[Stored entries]
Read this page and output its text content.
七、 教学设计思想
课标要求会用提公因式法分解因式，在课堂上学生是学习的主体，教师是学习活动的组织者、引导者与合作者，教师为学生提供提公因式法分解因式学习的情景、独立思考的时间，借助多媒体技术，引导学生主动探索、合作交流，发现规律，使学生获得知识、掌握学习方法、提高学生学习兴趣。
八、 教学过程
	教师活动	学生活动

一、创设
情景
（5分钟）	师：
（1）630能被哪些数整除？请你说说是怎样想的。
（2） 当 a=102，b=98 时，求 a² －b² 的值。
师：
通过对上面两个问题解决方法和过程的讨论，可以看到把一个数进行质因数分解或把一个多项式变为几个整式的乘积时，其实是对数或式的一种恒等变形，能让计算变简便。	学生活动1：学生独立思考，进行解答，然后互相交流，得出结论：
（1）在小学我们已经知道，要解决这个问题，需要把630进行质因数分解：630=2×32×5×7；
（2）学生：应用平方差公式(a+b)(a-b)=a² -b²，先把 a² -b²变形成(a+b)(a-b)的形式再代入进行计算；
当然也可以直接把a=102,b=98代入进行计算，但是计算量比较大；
...
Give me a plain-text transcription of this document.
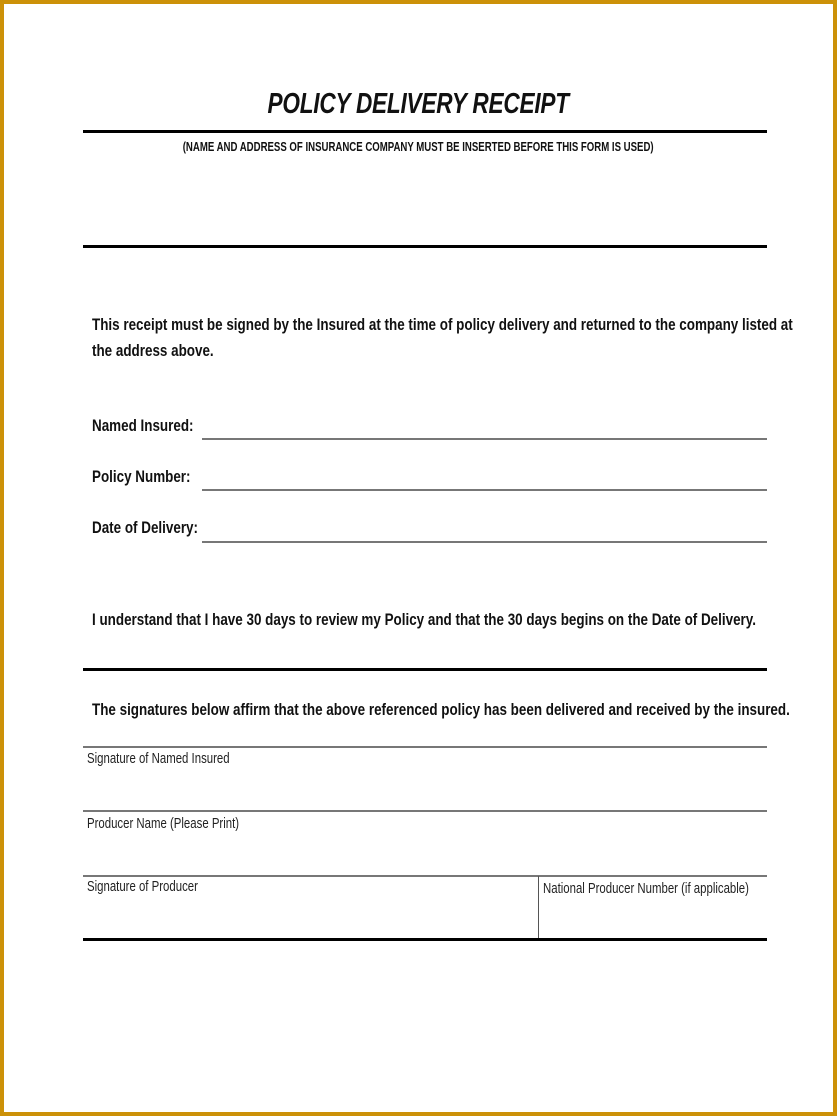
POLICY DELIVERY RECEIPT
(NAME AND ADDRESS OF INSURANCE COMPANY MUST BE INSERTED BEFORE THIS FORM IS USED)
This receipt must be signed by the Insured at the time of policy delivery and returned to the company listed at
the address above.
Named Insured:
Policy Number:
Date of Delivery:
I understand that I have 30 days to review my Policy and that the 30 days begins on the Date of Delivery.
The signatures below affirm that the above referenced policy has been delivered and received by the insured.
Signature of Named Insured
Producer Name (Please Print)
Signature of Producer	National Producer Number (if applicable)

INSTRUCTIONS TO FOLLOW:
State how many lines hold the word "that". The number is the whole answer.

EXERCISE ANSWER:
2